▶ [Supplied records]:
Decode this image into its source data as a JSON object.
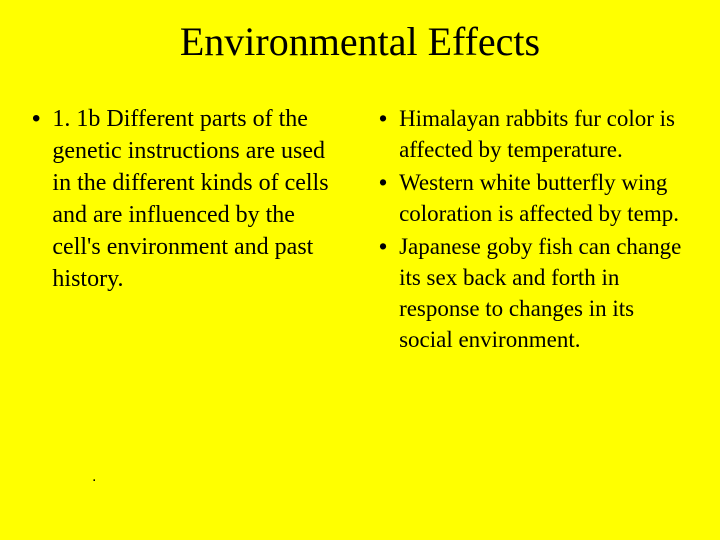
{
  "slide": {
    "background_color": "#ffff00",
    "text_color": "#000000",
    "title": "Environmental Effects",
    "title_fontsize": 40,
    "body_fontsize": 24,
    "font_family": "Times New Roman",
    "bullet_char": "•",
    "columns": {
      "left": {
        "items": [
          "1. 1b Different parts of the genetic instructions are used in the different kinds of cells and are influenced by the cell's environment and past history."
        ]
      },
      "right": {
        "items": [
          "Himalayan rabbits fur color is affected by temperature.",
          "Western white butterfly wing coloration is affected by temp.",
          "Japanese goby fish can change its sex back and forth in response to changes in its social environment."
        ]
      }
    },
    "stray_mark": "."
  }
}
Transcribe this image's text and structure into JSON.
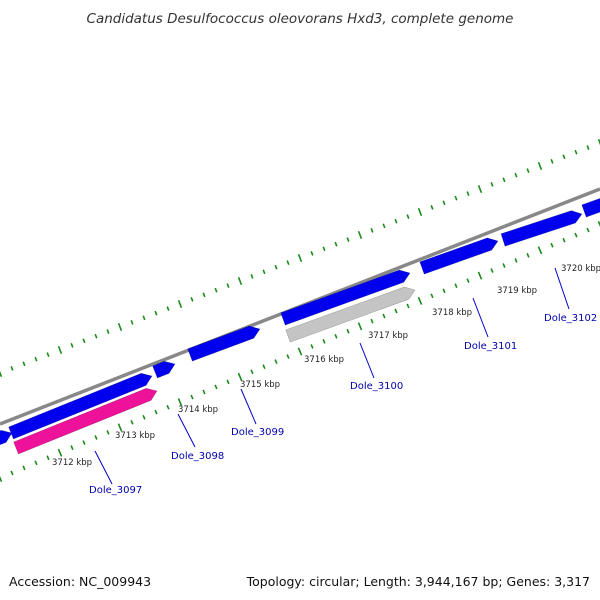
{
  "title": "Candidatus Desulfococcus oleovorans Hxd3, complete genome",
  "footer": {
    "accession": "Accession: NC_009943",
    "summary": "Topology: circular; Length: 3,944,167 bp; Genes: 3,317"
  },
  "colors": {
    "background": "#ffffff",
    "backbone": "#888888",
    "tick": "#1a8a1a",
    "gene_forward": "#0000ee",
    "gene_highlight": "#ee1199",
    "gene_pseudo": "#c4c4c4",
    "label_text": "#0000aa",
    "leader_line": "#0000cc"
  },
  "scale": {
    "tick_labels": [
      "3712 kbp",
      "3713 kbp",
      "3714 kbp",
      "3715 kbp",
      "3716 kbp",
      "3717 kbp",
      "3718 kbp",
      "3719 kbp",
      "3720 kbp"
    ]
  },
  "genes": {
    "labels": [
      "Dole_3097",
      "Dole_3098",
      "Dole_3099",
      "Dole_3100",
      "Dole_3101",
      "Dole_3102"
    ]
  }
}
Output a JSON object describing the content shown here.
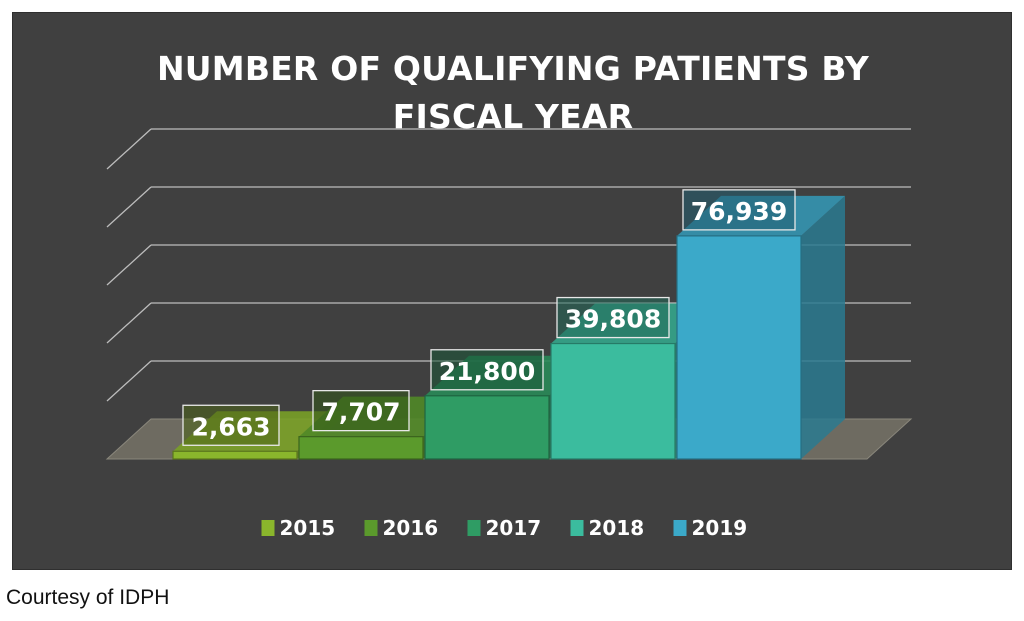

▶ [Assignment]:
Would it be possible to copy the material exactly, excluding the images?

▶ [Answer to this exercise]:
Decode this image into its source data as a JSON object.
{
  "slide": {
    "background_color": "#ffff00",
    "text_color": "#000000",
    "title": "Environmental Effects",
    "title_fontsize": 40,
    "body_fontsize": 24,
    "font_family": "Times New Roman",
    "bullet_char": "•",
    "columns": {
      "left": {
        "items": [
          "1. 1b Different parts of the genetic instructions are used in the different kinds of cells and are influenced by the cell's environment and past history."
        ]
      },
      "right": {
        "items": [
          "Himalayan rabbits fur color is affected by temperature.",
          "Western white butterfly wing coloration is affected by temp.",
          "Japanese goby fish can change its sex back and forth in response to changes in its social environment."
        ]
      }
    },
    "stray_mark": "."
  }
}
Transcribe this image's text and structure into JSON.
{
  "title": "Candidatus Desulfococcus oleovorans Hxd3, complete genome",
  "footer": {
    "accession": "Accession: NC_009943",
    "summary": "Topology: circular; Length: 3,944,167 bp; Genes: 3,317"
  },
  "colors": {
    "background": "#ffffff",
    "backbone": "#888888",
    "tick": "#1a8a1a",
    "gene_forward": "#0000ee",
    "gene_highlight": "#ee1199",
    "gene_pseudo": "#c4c4c4",
    "label_text": "#0000aa",
    "leader_line": "#0000cc"
  },
  "scale": {
    "tick_labels": [
      "3712 kbp",
      "3713 kbp",
      "3714 kbp",
      "3715 kbp",
      "3716 kbp",
      "3717 kbp",
      "3718 kbp",
      "3719 kbp",
      "3720 kbp"
    ]
  },
  "genes": {
    "labels": [
      "Dole_3097",
      "Dole_3098",
      "Dole_3099",
      "Dole_3100",
      "Dole_3101",
      "Dole_3102"
    ]
  }
}
Output a JSON object describing the content shown here.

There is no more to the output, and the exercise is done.